Every line that contains the word "internal" should be copied out.

══════════

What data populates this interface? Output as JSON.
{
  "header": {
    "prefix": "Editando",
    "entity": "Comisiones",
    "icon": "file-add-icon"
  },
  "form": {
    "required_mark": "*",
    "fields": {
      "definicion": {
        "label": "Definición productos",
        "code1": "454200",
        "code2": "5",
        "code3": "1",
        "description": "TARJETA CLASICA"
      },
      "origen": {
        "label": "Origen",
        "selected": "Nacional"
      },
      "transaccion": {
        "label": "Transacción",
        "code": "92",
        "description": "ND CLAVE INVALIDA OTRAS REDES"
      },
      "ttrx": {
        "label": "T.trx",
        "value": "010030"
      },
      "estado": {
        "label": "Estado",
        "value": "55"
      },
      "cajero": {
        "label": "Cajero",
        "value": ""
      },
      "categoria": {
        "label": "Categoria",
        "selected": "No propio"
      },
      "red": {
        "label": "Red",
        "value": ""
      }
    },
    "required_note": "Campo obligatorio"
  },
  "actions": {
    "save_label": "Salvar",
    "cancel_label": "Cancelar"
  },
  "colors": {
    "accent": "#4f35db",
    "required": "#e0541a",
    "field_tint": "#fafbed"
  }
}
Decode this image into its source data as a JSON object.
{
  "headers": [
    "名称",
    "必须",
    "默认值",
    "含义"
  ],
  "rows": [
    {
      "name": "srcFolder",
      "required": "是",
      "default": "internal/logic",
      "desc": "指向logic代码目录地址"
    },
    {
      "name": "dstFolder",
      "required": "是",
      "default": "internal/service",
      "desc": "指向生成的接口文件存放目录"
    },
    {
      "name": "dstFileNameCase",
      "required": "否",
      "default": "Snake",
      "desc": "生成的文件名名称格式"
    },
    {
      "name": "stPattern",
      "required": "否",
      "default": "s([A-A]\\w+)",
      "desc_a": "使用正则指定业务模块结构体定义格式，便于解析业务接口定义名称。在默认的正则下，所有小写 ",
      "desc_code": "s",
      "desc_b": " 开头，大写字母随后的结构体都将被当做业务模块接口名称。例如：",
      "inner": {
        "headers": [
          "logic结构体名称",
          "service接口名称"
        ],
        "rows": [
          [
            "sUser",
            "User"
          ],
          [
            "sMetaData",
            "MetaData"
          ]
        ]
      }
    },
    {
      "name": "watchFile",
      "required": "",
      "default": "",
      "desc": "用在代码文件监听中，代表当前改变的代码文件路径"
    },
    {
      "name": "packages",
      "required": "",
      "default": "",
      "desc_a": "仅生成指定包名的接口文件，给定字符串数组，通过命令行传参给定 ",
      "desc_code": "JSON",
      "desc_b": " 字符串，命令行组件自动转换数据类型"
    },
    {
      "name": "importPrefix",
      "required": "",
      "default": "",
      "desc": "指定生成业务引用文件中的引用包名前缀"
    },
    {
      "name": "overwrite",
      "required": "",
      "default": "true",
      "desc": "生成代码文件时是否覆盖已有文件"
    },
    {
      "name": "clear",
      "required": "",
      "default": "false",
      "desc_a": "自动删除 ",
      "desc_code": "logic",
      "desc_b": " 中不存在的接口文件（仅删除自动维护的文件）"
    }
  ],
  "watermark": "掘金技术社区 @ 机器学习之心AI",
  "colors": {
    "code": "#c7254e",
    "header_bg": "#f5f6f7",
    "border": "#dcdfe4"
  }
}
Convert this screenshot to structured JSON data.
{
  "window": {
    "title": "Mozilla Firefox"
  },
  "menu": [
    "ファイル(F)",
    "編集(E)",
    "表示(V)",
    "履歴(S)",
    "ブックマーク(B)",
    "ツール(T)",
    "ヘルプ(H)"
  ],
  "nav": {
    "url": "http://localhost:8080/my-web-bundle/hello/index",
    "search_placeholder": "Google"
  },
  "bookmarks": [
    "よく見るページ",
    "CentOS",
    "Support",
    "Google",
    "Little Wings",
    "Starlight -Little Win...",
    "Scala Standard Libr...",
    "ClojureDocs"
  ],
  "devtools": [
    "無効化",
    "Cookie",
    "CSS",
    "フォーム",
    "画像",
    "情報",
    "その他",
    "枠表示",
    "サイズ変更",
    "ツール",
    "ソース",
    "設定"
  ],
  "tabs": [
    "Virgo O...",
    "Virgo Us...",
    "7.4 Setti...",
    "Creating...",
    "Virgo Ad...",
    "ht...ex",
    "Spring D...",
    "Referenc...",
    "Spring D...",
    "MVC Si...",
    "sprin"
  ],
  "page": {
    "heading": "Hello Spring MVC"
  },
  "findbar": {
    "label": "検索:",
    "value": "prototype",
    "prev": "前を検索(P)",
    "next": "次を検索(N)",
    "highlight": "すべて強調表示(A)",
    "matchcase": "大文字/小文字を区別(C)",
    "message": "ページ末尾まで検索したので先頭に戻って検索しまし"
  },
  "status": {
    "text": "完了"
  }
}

══════════

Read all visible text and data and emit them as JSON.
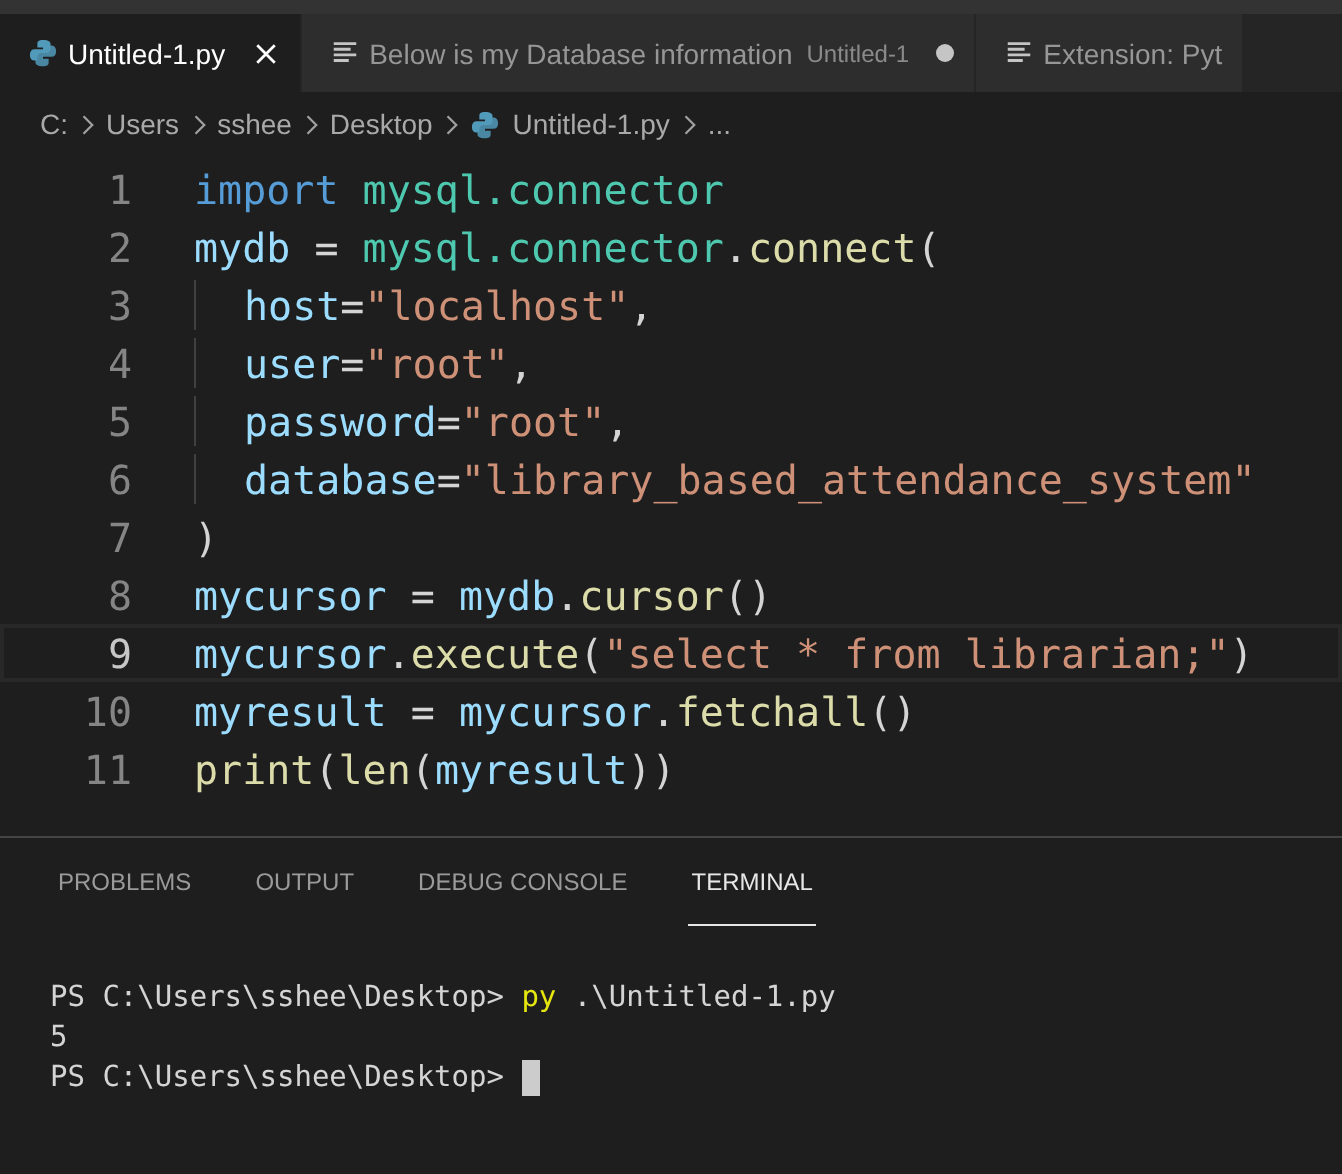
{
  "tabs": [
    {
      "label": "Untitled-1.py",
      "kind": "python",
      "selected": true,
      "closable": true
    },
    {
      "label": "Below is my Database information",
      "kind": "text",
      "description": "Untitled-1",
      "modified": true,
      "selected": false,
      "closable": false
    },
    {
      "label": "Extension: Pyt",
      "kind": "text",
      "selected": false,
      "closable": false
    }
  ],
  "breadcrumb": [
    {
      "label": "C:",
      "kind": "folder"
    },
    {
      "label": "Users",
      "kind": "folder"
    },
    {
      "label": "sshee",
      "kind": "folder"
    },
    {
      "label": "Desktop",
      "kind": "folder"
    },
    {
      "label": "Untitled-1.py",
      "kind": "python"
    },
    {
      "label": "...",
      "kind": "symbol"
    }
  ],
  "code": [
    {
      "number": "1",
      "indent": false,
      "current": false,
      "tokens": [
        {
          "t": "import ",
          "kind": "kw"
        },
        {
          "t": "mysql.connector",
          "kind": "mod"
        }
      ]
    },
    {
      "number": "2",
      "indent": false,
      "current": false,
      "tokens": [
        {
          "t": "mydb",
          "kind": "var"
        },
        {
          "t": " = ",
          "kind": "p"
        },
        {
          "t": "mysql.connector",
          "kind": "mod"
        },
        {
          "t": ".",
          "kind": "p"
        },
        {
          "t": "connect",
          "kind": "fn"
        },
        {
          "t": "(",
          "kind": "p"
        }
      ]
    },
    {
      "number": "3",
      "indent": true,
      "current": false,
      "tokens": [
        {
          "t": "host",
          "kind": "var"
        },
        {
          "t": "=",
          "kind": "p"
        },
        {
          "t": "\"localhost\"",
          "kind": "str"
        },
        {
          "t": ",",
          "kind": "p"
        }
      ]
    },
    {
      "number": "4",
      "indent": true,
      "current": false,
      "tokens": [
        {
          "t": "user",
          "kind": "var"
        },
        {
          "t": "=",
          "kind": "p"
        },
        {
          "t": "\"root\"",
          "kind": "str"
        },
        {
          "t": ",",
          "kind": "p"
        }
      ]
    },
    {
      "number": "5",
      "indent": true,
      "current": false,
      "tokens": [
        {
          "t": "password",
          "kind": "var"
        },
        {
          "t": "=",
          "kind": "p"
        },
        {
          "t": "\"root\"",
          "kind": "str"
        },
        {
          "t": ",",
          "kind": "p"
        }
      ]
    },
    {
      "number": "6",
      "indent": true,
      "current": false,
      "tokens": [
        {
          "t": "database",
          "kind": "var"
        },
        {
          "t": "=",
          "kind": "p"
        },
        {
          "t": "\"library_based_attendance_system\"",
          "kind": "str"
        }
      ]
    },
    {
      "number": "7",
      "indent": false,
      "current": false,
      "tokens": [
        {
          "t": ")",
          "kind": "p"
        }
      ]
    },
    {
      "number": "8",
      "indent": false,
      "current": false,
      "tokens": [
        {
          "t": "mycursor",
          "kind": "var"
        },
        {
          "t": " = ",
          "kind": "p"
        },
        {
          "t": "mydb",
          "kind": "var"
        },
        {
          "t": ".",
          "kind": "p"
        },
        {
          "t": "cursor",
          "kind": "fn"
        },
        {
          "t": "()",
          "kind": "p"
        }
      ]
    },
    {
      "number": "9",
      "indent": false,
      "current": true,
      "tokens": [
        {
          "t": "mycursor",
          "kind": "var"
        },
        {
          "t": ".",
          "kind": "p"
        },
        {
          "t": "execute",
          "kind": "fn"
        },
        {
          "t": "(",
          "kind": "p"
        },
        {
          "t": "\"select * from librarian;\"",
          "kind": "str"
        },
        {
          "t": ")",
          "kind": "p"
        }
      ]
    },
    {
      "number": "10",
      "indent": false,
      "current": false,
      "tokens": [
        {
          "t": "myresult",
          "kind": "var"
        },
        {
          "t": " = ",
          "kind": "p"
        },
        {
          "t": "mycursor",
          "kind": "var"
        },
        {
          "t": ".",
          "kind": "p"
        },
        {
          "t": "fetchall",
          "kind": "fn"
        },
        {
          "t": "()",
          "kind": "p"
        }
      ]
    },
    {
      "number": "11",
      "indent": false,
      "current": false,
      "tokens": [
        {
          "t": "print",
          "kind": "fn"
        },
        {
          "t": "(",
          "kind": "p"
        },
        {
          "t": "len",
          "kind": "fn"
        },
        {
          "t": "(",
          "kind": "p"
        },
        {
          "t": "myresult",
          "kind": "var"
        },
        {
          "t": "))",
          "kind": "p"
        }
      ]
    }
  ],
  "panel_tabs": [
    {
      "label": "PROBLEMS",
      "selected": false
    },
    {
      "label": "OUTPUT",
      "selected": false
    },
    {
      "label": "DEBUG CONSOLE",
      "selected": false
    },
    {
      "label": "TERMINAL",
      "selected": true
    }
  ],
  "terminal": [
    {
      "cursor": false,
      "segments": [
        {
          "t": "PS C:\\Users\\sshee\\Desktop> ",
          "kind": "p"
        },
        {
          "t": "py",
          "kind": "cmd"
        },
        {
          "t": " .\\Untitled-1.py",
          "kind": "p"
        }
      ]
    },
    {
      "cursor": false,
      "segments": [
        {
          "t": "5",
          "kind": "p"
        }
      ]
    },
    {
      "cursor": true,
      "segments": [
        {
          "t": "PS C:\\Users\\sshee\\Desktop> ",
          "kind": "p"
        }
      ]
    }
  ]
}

══════════

### Result of this task
      "default": "internal/logic",
      "default": "internal/service",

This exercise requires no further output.